# start of Data section

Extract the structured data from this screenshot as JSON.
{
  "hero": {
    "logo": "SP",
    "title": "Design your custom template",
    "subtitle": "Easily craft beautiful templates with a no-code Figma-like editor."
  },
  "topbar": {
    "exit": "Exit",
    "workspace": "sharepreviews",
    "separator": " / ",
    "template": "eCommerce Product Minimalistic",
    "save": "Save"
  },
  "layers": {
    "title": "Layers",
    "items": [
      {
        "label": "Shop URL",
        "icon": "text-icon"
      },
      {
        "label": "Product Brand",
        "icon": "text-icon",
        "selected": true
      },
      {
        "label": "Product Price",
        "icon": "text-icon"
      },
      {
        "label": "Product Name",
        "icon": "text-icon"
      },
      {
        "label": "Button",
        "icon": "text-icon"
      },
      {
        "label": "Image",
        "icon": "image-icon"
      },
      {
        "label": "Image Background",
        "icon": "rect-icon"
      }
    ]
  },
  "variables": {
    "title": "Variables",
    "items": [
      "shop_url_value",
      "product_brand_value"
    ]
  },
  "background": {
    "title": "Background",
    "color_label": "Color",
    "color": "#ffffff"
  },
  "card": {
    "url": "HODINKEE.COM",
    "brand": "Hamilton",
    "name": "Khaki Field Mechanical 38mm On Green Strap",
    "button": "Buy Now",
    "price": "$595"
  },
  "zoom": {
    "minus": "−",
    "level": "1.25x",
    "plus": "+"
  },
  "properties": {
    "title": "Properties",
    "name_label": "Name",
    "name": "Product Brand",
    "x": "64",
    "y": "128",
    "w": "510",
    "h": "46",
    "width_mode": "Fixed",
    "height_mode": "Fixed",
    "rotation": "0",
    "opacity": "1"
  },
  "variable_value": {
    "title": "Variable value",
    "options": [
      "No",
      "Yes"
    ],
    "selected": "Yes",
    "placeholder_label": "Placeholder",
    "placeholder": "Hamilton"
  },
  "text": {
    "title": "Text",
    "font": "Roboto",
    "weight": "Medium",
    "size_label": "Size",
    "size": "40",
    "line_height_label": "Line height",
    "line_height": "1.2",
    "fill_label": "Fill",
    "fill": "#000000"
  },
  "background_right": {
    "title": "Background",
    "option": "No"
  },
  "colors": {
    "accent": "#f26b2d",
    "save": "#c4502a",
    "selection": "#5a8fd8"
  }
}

# end of Data section

• Problem requirements:
From the records above, extract every entry exactly as given.

• Answer to the exercise:
Extract the structured data from this screenshot as JSON.
{
  "hero": {
    "logo": "SP",
    "title": "Design your custom template",
    "subtitle": "Easily craft beautiful templates with a no-code Figma-like editor."
  },
  "topbar": {
    "exit": "Exit",
    "workspace": "sharepreviews",
    "separator": " / ",
    "template": "eCommerce Product Minimalistic",
    "save": "Save"
  },
  "layers": {
    "title": "Layers",
    "items": [
      {
        "label": "Shop URL",
        "icon": "text-icon"
      },
      {
        "label": "Product Brand",
        "icon": "text-icon",
        "selected": true
      },
      {
        "label": "Product Price",
        "icon": "text-icon"
      },
      {
        "label": "Product Name",
        "icon": "text-icon"
      },
      {
        "label": "Button",
        "icon": "text-icon"
      },
      {
        "label": "Image",
        "icon": "image-icon"
      },
      {
        "label": "Image Background",
        "icon": "rect-icon"
      }
    ]
  },
  "variables": {
    "title": "Variables",
    "items": [
      "shop_url_value",
      "product_brand_value"
    ]
  },
  "background": {
    "title": "Background",
    "color_label": "Color",
    "color": "#ffffff"
  },
  "card": {
    "url": "HODINKEE.COM",
    "brand": "Hamilton",
    "name": "Khaki Field Mechanical 38mm On Green Strap",
    "button": "Buy Now",
    "price": "$595"
  },
  "zoom": {
    "minus": "−",
    "level": "1.25x",
    "plus": "+"
  },
  "properties": {
    "title": "Properties",
    "name_label": "Name",
    "name": "Product Brand",
    "x": "64",
    "y": "128",
    "w": "510",
    "h": "46",
    "width_mode": "Fixed",
    "height_mode": "Fixed",
    "rotation": "0",
    "opacity": "1"
  },
  "variable_value": {
    "title": "Variable value",
    "options": [
      "No",
      "Yes"
    ],
    "selected": "Yes",
    "placeholder_label": "Placeholder",
    "placeholder": "Hamilton"
  },
  "text": {
    "title": "Text",
    "font": "Roboto",
    "weight": "Medium",
    "size_label": "Size",
    "size": "40",
    "line_height_label": "Line height",
    "line_height": "1.2",
    "fill_label": "Fill",
    "fill": "#000000"
  },
  "background_right": {
    "title": "Background",
    "option": "No"
  },
  "colors": {
    "accent": "#f26b2d",
    "save": "#c4502a",
    "selection": "#5a8fd8"
  }
}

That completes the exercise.